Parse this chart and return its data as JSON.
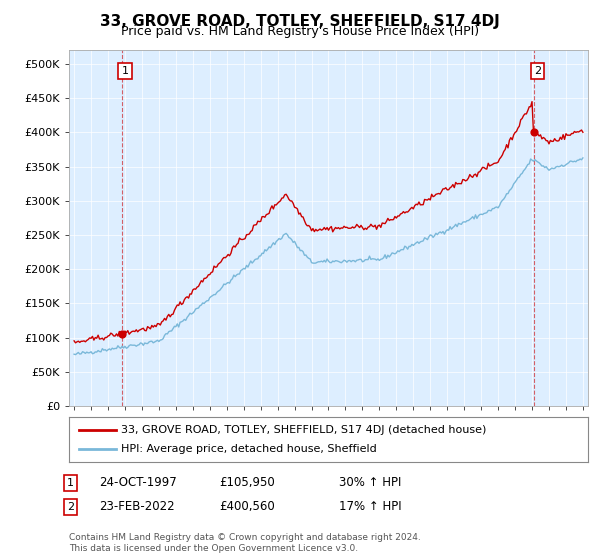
{
  "title": "33, GROVE ROAD, TOTLEY, SHEFFIELD, S17 4DJ",
  "subtitle": "Price paid vs. HM Land Registry's House Price Index (HPI)",
  "legend_line1": "33, GROVE ROAD, TOTLEY, SHEFFIELD, S17 4DJ (detached house)",
  "legend_line2": "HPI: Average price, detached house, Sheffield",
  "footnote": "Contains HM Land Registry data © Crown copyright and database right 2024.\nThis data is licensed under the Open Government Licence v3.0.",
  "annotation1_label": "1",
  "annotation1_date": "24-OCT-1997",
  "annotation1_price": "£105,950",
  "annotation1_hpi": "30% ↑ HPI",
  "annotation2_label": "2",
  "annotation2_date": "23-FEB-2022",
  "annotation2_price": "£400,560",
  "annotation2_hpi": "17% ↑ HPI",
  "hpi_color": "#7ab8d9",
  "price_color": "#cc0000",
  "dot_color": "#cc0000",
  "background_color": "#ffffff",
  "plot_bg_color": "#ddeeff",
  "grid_color": "#ffffff",
  "ylim": [
    0,
    520000
  ],
  "yticks": [
    0,
    50000,
    100000,
    150000,
    200000,
    250000,
    300000,
    350000,
    400000,
    450000,
    500000
  ],
  "ytick_labels": [
    "£0",
    "£50K",
    "£100K",
    "£150K",
    "£200K",
    "£250K",
    "£300K",
    "£350K",
    "£400K",
    "£450K",
    "£500K"
  ],
  "xmin_year": 1995,
  "xmax_year": 2025,
  "xticks": [
    1995,
    1996,
    1997,
    1998,
    1999,
    2000,
    2001,
    2002,
    2003,
    2004,
    2005,
    2006,
    2007,
    2008,
    2009,
    2010,
    2011,
    2012,
    2013,
    2014,
    2015,
    2016,
    2017,
    2018,
    2019,
    2020,
    2021,
    2022,
    2023,
    2024,
    2025
  ],
  "sale1_x": 1997.8,
  "sale1_y": 105950,
  "sale2_x": 2022.12,
  "sale2_y": 400560
}
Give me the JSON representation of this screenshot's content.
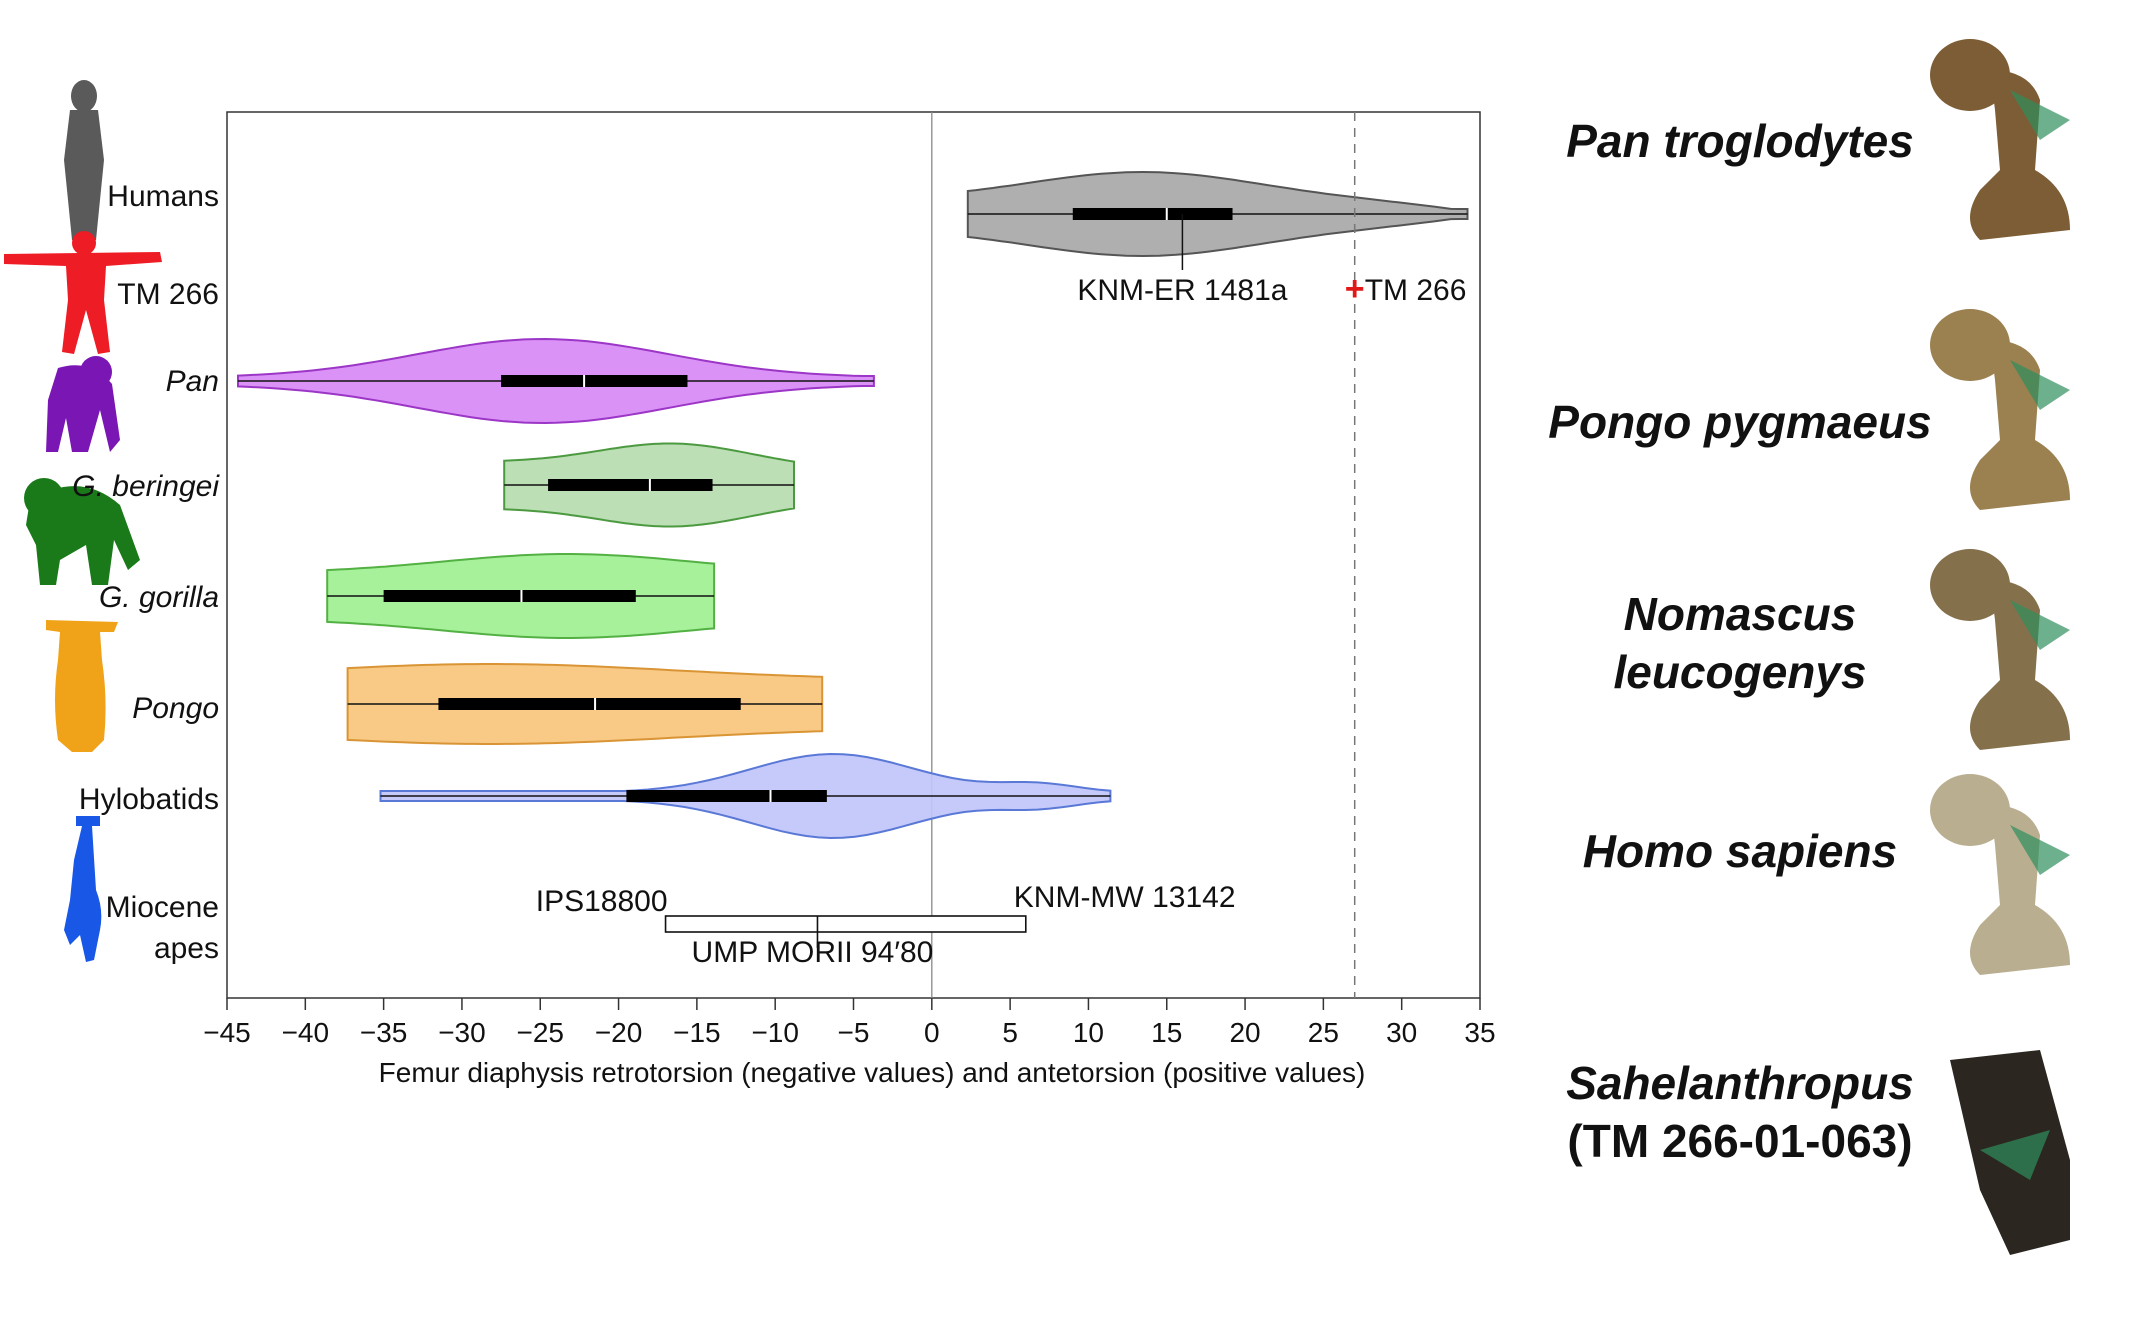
{
  "chart_data": {
    "type": "violin",
    "xlabel": "Femur diaphysis retrotorsion (negative values) and antetorsion (positive values)",
    "xlim": [
      -45,
      35
    ],
    "x_ticks": [
      "-45",
      "-40",
      "-35",
      "-30",
      "-25",
      "-20",
      "-15",
      "-10",
      "-5",
      "0",
      "5",
      "10",
      "15",
      "20",
      "25",
      "30",
      "35"
    ],
    "reference_line": 0,
    "series": [
      {
        "name": "Humans",
        "italic": false,
        "color": "#a8a8a8",
        "edge": "#555555",
        "min": 2.3,
        "q1": 9,
        "median": 15,
        "q3": 19.2,
        "max": 34.2
      },
      {
        "name": "Pan",
        "italic": true,
        "color": "#d889f5",
        "edge": "#9b36c7",
        "min": -44.3,
        "q1": -27.5,
        "median": -22.2,
        "q3": -15.6,
        "max": -3.7
      },
      {
        "name": "G. beringei",
        "italic": true,
        "color": "#b6dcb0",
        "edge": "#4c9a40",
        "min": -27.3,
        "q1": -24.5,
        "median": -18,
        "q3": -14,
        "max": -8.8
      },
      {
        "name": "G. gorilla",
        "italic": true,
        "color": "#9ef091",
        "edge": "#53b144",
        "min": -38.6,
        "q1": -35,
        "median": -26.2,
        "q3": -18.9,
        "max": -13.9
      },
      {
        "name": "Pongo",
        "italic": true,
        "color": "#f9c47c",
        "edge": "#d99535",
        "min": -37.3,
        "q1": -31.5,
        "median": -21.5,
        "q3": -12.2,
        "max": -7
      },
      {
        "name": "Hylobatids",
        "italic": false,
        "color": "#c0c6fa",
        "edge": "#5a78d6",
        "min": -35.2,
        "q1": -19.5,
        "median": -10.3,
        "q3": -6.7,
        "max": 11.4
      }
    ],
    "points": [
      {
        "label": "KNM-ER 1481a",
        "value": 16,
        "group": "Humans"
      },
      {
        "label": "TM 266",
        "value": 27,
        "marker": "red-cross",
        "reference_line": "dashed"
      }
    ],
    "miocene_apes": {
      "label": "Miocene apes",
      "min": -17,
      "max": 6,
      "mid": -7.3,
      "labels": {
        "min": "IPS18800",
        "max": "KNM-MW 13142",
        "mid": "UMP MORII 94′80"
      }
    },
    "row_labels": [
      "Humans",
      "TM 266",
      "Pan",
      "G. beringei",
      "G. gorilla",
      "Pongo",
      "Hylobatids",
      "Miocene",
      "apes"
    ]
  },
  "silhouettes": [
    {
      "name": "human-silhouette-icon",
      "color": "#5a5a5a"
    },
    {
      "name": "tm266-silhouette-icon",
      "color": "#ee1c24"
    },
    {
      "name": "pan-silhouette-icon",
      "color": "#7a16b4"
    },
    {
      "name": "gorilla-silhouette-icon",
      "color": "#1a7a1a"
    },
    {
      "name": "pongo-silhouette-icon",
      "color": "#f0a318"
    },
    {
      "name": "hylobatid-silhouette-icon",
      "color": "#1957e6"
    }
  ],
  "species": [
    {
      "lines": [
        "Pan troglodytes"
      ],
      "italic": true
    },
    {
      "lines": [
        "Pongo pygmaeus"
      ],
      "italic": true
    },
    {
      "lines": [
        "Nomascus",
        "leucogenys"
      ],
      "italic": true
    },
    {
      "lines": [
        "Homo sapiens"
      ],
      "italic": true
    },
    {
      "lines": [
        "Sahelanthropus",
        "(TM 266-01-063)"
      ],
      "italic": true,
      "second_roman": true
    }
  ],
  "bone_colors": [
    "#7d5d35",
    "#9b8050",
    "#85704c",
    "#b9ae90",
    "#2b2620"
  ]
}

════

__DESCRIPTION OF THE TASK__.
Leave out the pictures and print every line of the data exactly.

__FULL SOLUTION__.
Parse this chart and return its data as JSON.
{
  "title": "33, GROVE ROAD, TOTLEY, SHEFFIELD, S17 4DJ",
  "subtitle": "Price paid vs. HM Land Registry's House Price Index (HPI)",
  "legend_line1": "33, GROVE ROAD, TOTLEY, SHEFFIELD, S17 4DJ (detached house)",
  "legend_line2": "HPI: Average price, detached house, Sheffield",
  "footnote": "Contains HM Land Registry data © Crown copyright and database right 2024.\nThis data is licensed under the Open Government Licence v3.0.",
  "annotation1_label": "1",
  "annotation1_date": "24-OCT-1997",
  "annotation1_price": "£105,950",
  "annotation1_hpi": "30% ↑ HPI",
  "annotation2_label": "2",
  "annotation2_date": "23-FEB-2022",
  "annotation2_price": "£400,560",
  "annotation2_hpi": "17% ↑ HPI",
  "hpi_color": "#7ab8d9",
  "price_color": "#cc0000",
  "dot_color": "#cc0000",
  "background_color": "#ffffff",
  "plot_bg_color": "#ddeeff",
  "grid_color": "#ffffff",
  "ylim": [
    0,
    520000
  ],
  "yticks": [
    0,
    50000,
    100000,
    150000,
    200000,
    250000,
    300000,
    350000,
    400000,
    450000,
    500000
  ],
  "ytick_labels": [
    "£0",
    "£50K",
    "£100K",
    "£150K",
    "£200K",
    "£250K",
    "£300K",
    "£350K",
    "£400K",
    "£450K",
    "£500K"
  ],
  "xmin_year": 1995,
  "xmax_year": 2025,
  "xticks": [
    1995,
    1996,
    1997,
    1998,
    1999,
    2000,
    2001,
    2002,
    2003,
    2004,
    2005,
    2006,
    2007,
    2008,
    2009,
    2010,
    2011,
    2012,
    2013,
    2014,
    2015,
    2016,
    2017,
    2018,
    2019,
    2020,
    2021,
    2022,
    2023,
    2024,
    2025
  ],
  "sale1_x": 1997.8,
  "sale1_y": 105950,
  "sale2_x": 2022.12,
  "sale2_y": 400560
}
Give me the JSON representation of this screenshot's content.
{
  "chart_data": {
    "type": "violin",
    "xlabel": "Femur diaphysis retrotorsion (negative values) and antetorsion (positive values)",
    "xlim": [
      -45,
      35
    ],
    "x_ticks": [
      "-45",
      "-40",
      "-35",
      "-30",
      "-25",
      "-20",
      "-15",
      "-10",
      "-5",
      "0",
      "5",
      "10",
      "15",
      "20",
      "25",
      "30",
      "35"
    ],
    "reference_line": 0,
    "series": [
      {
        "name": "Humans",
        "italic": false,
        "color": "#a8a8a8",
        "edge": "#555555",
        "min": 2.3,
        "q1": 9,
        "median": 15,
        "q3": 19.2,
        "max": 34.2
      },
      {
        "name": "Pan",
        "italic": true,
        "color": "#d889f5",
        "edge": "#9b36c7",
        "min": -44.3,
        "q1": -27.5,
        "median": -22.2,
        "q3": -15.6,
        "max": -3.7
      },
      {
        "name": "G. beringei",
        "italic": true,
        "color": "#b6dcb0",
        "edge": "#4c9a40",
        "min": -27.3,
        "q1": -24.5,
        "median": -18,
        "q3": -14,
        "max": -8.8
      },
      {
        "name": "G. gorilla",
        "italic": true,
        "color": "#9ef091",
        "edge": "#53b144",
        "min": -38.6,
        "q1": -35,
        "median": -26.2,
        "q3": -18.9,
        "max": -13.9
      },
      {
        "name": "Pongo",
        "italic": true,
        "color": "#f9c47c",
        "edge": "#d99535",
        "min": -37.3,
        "q1": -31.5,
        "median": -21.5,
        "q3": -12.2,
        "max": -7
      },
      {
        "name": "Hylobatids",
        "italic": false,
        "color": "#c0c6fa",
        "edge": "#5a78d6",
        "min": -35.2,
        "q1": -19.5,
        "median": -10.3,
        "q3": -6.7,
        "max": 11.4
      }
    ],
    "points": [
      {
        "label": "KNM-ER 1481a",
        "value": 16,
        "group": "Humans"
      },
      {
        "label": "TM 266",
        "value": 27,
        "marker": "red-cross",
        "reference_line": "dashed"
      }
    ],
    "miocene_apes": {
      "label": "Miocene apes",
      "min": -17,
      "max": 6,
      "mid": -7.3,
      "labels": {
        "min": "IPS18800",
        "max": "KNM-MW 13142",
        "mid": "UMP MORII 94′80"
      }
    },
    "row_labels": [
      "Humans",
      "TM 266",
      "Pan",
      "G. beringei",
      "G. gorilla",
      "Pongo",
      "Hylobatids",
      "Miocene",
      "apes"
    ]
  },
  "silhouettes": [
    {
      "name": "human-silhouette-icon",
      "color": "#5a5a5a"
    },
    {
      "name": "tm266-silhouette-icon",
      "color": "#ee1c24"
    },
    {
      "name": "pan-silhouette-icon",
      "color": "#7a16b4"
    },
    {
      "name": "gorilla-silhouette-icon",
      "color": "#1a7a1a"
    },
    {
      "name": "pongo-silhouette-icon",
      "color": "#f0a318"
    },
    {
      "name": "hylobatid-silhouette-icon",
      "color": "#1957e6"
    }
  ],
  "species": [
    {
      "lines": [
        "Pan troglodytes"
      ],
      "italic": true
    },
    {
      "lines": [
        "Pongo pygmaeus"
      ],
      "italic": true
    },
    {
      "lines": [
        "Nomascus",
        "leucogenys"
      ],
      "italic": true
    },
    {
      "lines": [
        "Homo sapiens"
      ],
      "italic": true
    },
    {
      "lines": [
        "Sahelanthropus",
        "(TM 266-01-063)"
      ],
      "italic": true,
      "second_roman": true
    }
  ],
  "bone_colors": [
    "#7d5d35",
    "#9b8050",
    "#85704c",
    "#b9ae90",
    "#2b2620"
  ]
}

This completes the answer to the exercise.